=== RECORDS FOR THE EXERCISE ===
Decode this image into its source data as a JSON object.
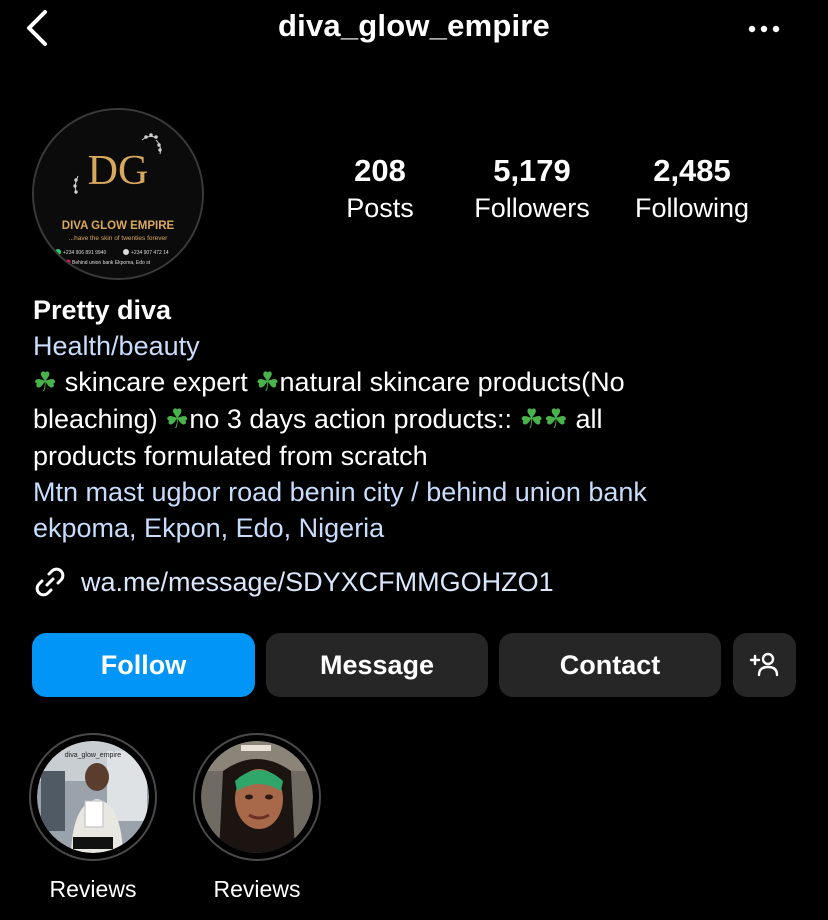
{
  "header": {
    "username": "diva_glow_empire",
    "back_icon": "chevron-left-icon",
    "more_icon": "more-horizontal-icon"
  },
  "avatar": {
    "monogram": "DG",
    "brand": "DIVA GLOW EMPIRE",
    "tagline": "...have the skin of twenties forever",
    "phone1": "+234 906 891 9940",
    "phone2": "+234 907 472 14",
    "address": "Behind union bank Ekpoma, Edo st"
  },
  "stats": [
    {
      "value": "208",
      "label": "Posts"
    },
    {
      "value": "5,179",
      "label": "Followers"
    },
    {
      "value": "2,485",
      "label": "Following"
    }
  ],
  "bio": {
    "name": "Pretty diva",
    "category": "Health/beauty",
    "line1": " skincare expert ",
    "line1b": "natural skincare products(No",
    "line2": "bleaching) ",
    "line2b": "no 3 days action products:: ",
    "line2c": " all",
    "line3": "products formulated from scratch",
    "location": "Mtn mast ugbor road benin city /  behind union bank\nekpoma, Ekpon, Edo, Nigeria",
    "emoji": "☘"
  },
  "link": {
    "text": "wa.me/message/SDYXCFMMGOHZO1",
    "icon": "link-icon"
  },
  "actions": {
    "follow": "Follow",
    "message": "Message",
    "contact": "Contact",
    "add_user_icon": "add-user-icon"
  },
  "highlights": [
    {
      "label": "Reviews",
      "overlay": "diva_glow_empire"
    },
    {
      "label": "Reviews",
      "overlay": ""
    }
  ],
  "colors": {
    "background": "#000000",
    "follow_button": "#0095f6",
    "secondary_button": "#262626",
    "link_text": "#c8dcfc",
    "brand_gold": "#d9a85f"
  }
}
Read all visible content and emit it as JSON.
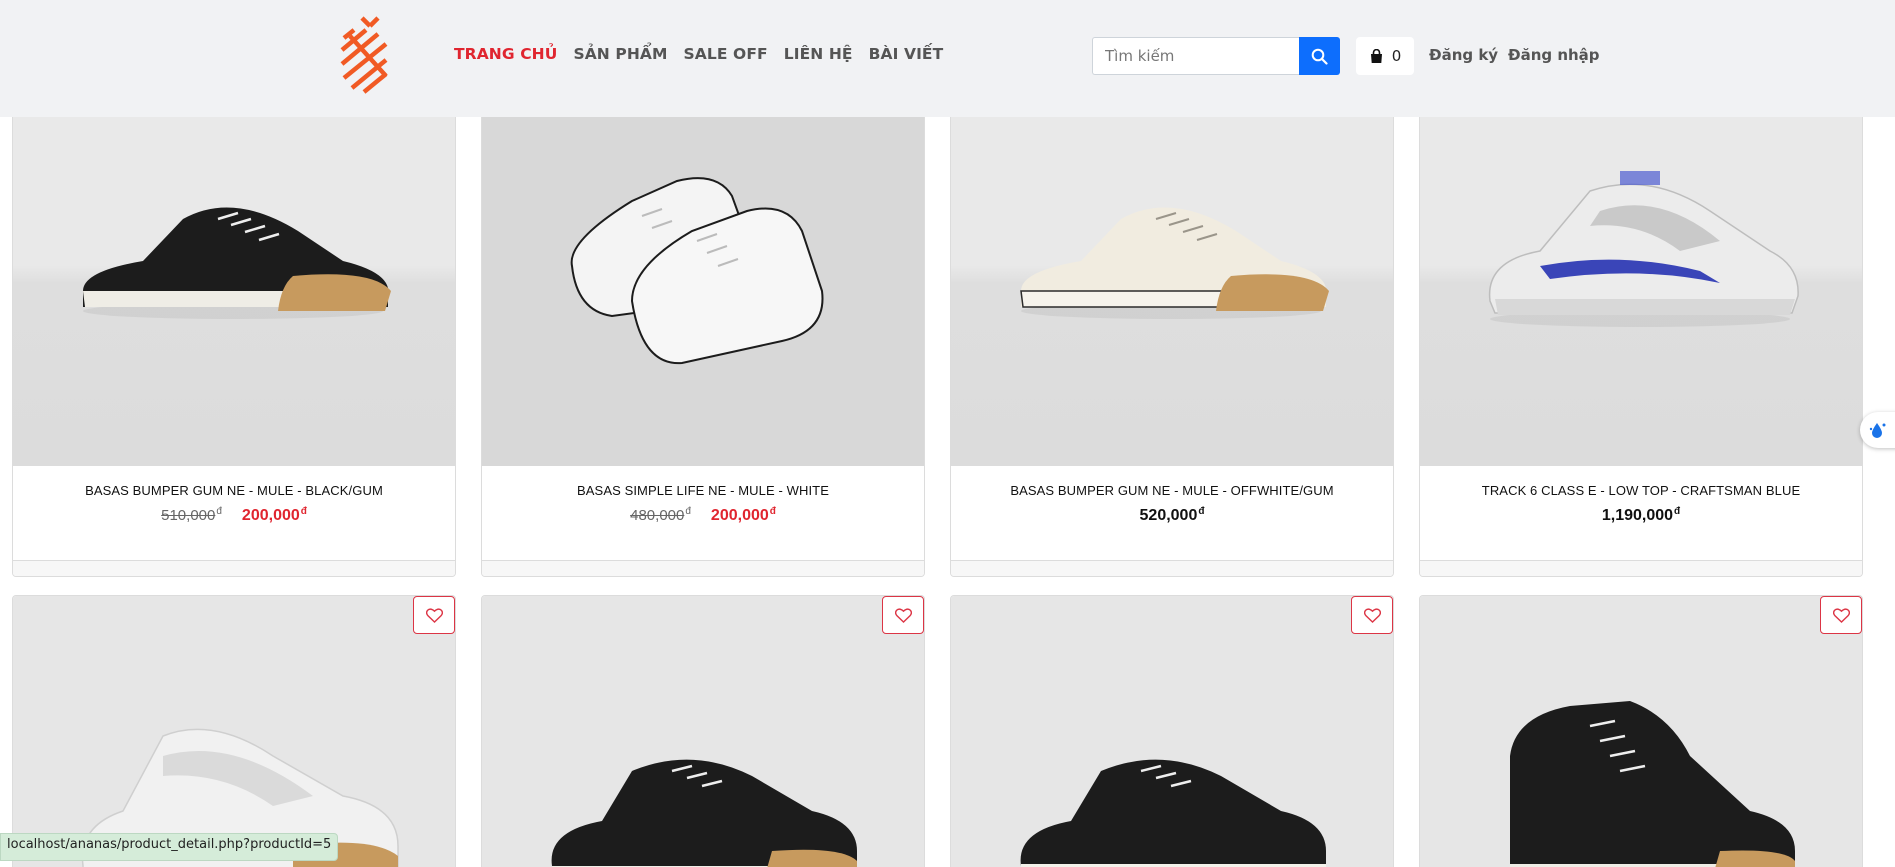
{
  "header": {
    "nav": [
      "TRANG CHỦ",
      "SẢN PHẨM",
      "SALE OFF",
      "LIÊN HỆ",
      "BÀI VIẾT"
    ],
    "search_placeholder": "Tìm kiếm",
    "cart_count": "0",
    "register": "Đăng ký",
    "login": "Đăng nhập"
  },
  "products": [
    {
      "name": "BASAS BUMPER GUM NE - MULE - BLACK/GUM",
      "old_price": "510,000",
      "price": "200,000",
      "currency": "đ"
    },
    {
      "name": "BASAS SIMPLE LIFE NE - MULE - WHITE",
      "old_price": "480,000",
      "price": "200,000",
      "currency": "đ"
    },
    {
      "name": "BASAS BUMPER GUM NE - MULE - OFFWHITE/GUM",
      "price": "520,000",
      "currency": "đ"
    },
    {
      "name": "TRACK 6 CLASS E - LOW TOP - CRAFTSMAN BLUE",
      "price": "1,190,000",
      "currency": "đ"
    }
  ],
  "status_url": "localhost/ananas/product_detail.php?productId=5",
  "colors": {
    "accent": "#e0252f",
    "brand_orange": "#f15a24",
    "search_button": "#0d6efd",
    "header_bg": "#f1f2f4"
  },
  "icons": [
    "logo-icon",
    "search-icon",
    "shopping-bag-icon",
    "heart-icon",
    "water-drop-icon"
  ]
}
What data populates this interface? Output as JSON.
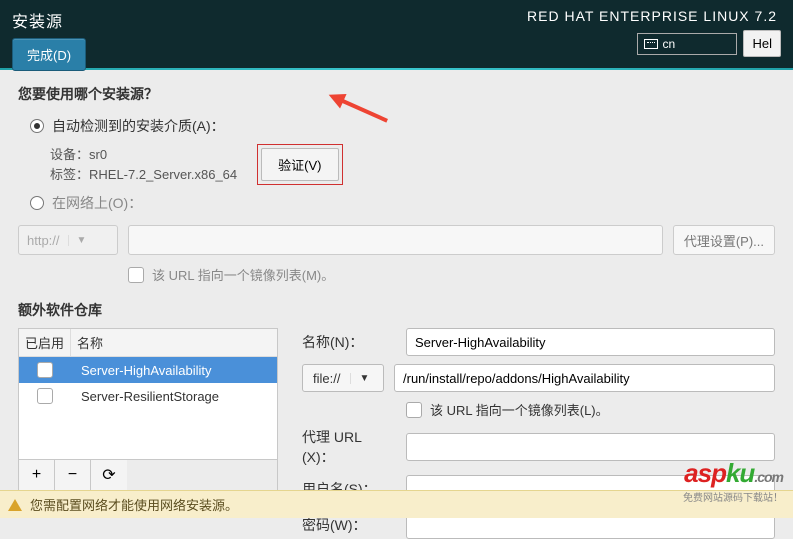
{
  "header": {
    "title": "安装源",
    "done_label": "完成(D)",
    "distro": "RED HAT ENTERPRISE LINUX 7.2",
    "keyboard": "cn",
    "help_label": "Hel"
  },
  "source": {
    "question": "您要使用哪个安装源？",
    "auto_label": "自动检测到的安装介质(A)：",
    "device_line": "设备：sr0",
    "label_line": "标签：RHEL-7.2_Server.x86_64",
    "verify_label": "验证(V)",
    "network_label": "在网络上(O)：",
    "protocol": "http://",
    "proxy_label": "代理设置(P)...",
    "mirror_label": "该 URL 指向一个镜像列表(M)。"
  },
  "repos": {
    "section_label": "额外软件仓库",
    "col_enabled": "已启用",
    "col_name": "名称",
    "rows": [
      {
        "name": "Server-HighAvailability"
      },
      {
        "name": "Server-ResilientStorage"
      }
    ],
    "add": "+",
    "remove": "−",
    "refresh": "⟳",
    "form": {
      "name_label": "名称(N)：",
      "name_value": "Server-HighAvailability",
      "proto": "file://",
      "path_value": "/run/install/repo/addons/HighAvailability",
      "mirror_label": "该 URL 指向一个镜像列表(L)。",
      "proxy_url_label": "代理 URL (X)：",
      "user_label": "用户名(S)：",
      "pass_label": "密码(W)："
    }
  },
  "footer": {
    "warning": "您需配置网络才能使用网络安装源。"
  },
  "watermark": {
    "brand_red": "asp",
    "brand_green": "ku",
    "brand_com": ".com",
    "tagline": "免费网站源码下载站！"
  }
}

=== WRITTEN TASK ===
Copy out every line holding the string "tagline".

=== ANSWER TO THE PROBLEM ===
    "tagline": "...have the skin of twenties forever",
    "tagline": "免费网站源码下载站！"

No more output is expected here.